** Start of STORED DATA **

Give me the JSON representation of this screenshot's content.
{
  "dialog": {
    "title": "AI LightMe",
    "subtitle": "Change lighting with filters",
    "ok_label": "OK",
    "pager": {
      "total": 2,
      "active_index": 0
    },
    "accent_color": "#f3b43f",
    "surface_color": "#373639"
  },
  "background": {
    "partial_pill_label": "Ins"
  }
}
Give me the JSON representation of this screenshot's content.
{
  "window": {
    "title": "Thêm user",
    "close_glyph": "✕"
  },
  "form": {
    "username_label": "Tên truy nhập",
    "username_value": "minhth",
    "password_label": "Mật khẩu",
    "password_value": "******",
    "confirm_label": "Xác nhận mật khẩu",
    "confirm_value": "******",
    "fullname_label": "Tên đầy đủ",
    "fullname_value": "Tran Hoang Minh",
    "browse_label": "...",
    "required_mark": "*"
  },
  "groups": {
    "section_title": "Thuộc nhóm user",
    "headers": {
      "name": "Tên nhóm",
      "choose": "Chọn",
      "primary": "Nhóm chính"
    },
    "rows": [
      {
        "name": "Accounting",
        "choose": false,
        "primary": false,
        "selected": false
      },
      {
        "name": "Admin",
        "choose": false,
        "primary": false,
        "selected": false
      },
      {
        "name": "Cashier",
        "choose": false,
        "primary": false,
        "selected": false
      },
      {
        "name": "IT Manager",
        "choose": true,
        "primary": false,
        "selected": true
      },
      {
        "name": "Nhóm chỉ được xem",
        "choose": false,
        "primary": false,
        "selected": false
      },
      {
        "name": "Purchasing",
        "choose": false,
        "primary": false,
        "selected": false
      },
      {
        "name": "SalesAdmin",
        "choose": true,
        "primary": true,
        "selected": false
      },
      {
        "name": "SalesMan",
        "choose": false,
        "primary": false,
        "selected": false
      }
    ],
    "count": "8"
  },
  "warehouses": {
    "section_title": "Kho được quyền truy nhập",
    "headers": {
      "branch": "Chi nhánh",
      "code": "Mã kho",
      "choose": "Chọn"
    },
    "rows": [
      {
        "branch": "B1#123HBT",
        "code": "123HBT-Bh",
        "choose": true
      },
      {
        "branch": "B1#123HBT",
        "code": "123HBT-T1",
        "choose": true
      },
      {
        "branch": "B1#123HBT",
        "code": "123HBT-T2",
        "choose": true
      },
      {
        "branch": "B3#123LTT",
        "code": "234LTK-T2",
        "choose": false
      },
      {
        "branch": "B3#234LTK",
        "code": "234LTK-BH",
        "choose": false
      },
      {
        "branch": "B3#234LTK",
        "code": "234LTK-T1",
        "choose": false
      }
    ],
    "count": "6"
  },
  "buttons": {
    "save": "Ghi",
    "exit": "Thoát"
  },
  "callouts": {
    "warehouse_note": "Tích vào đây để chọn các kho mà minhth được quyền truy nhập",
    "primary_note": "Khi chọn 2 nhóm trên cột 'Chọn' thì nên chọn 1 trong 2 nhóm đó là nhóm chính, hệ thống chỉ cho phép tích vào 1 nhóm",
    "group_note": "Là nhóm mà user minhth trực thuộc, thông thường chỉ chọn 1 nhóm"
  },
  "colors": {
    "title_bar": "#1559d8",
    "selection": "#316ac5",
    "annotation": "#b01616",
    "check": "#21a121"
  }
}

** End of STORED DATA **

_REQUIREMENTS_
Count each line above in which the string "chính" appears, then state only the total.

_TASK RESPONSE_
2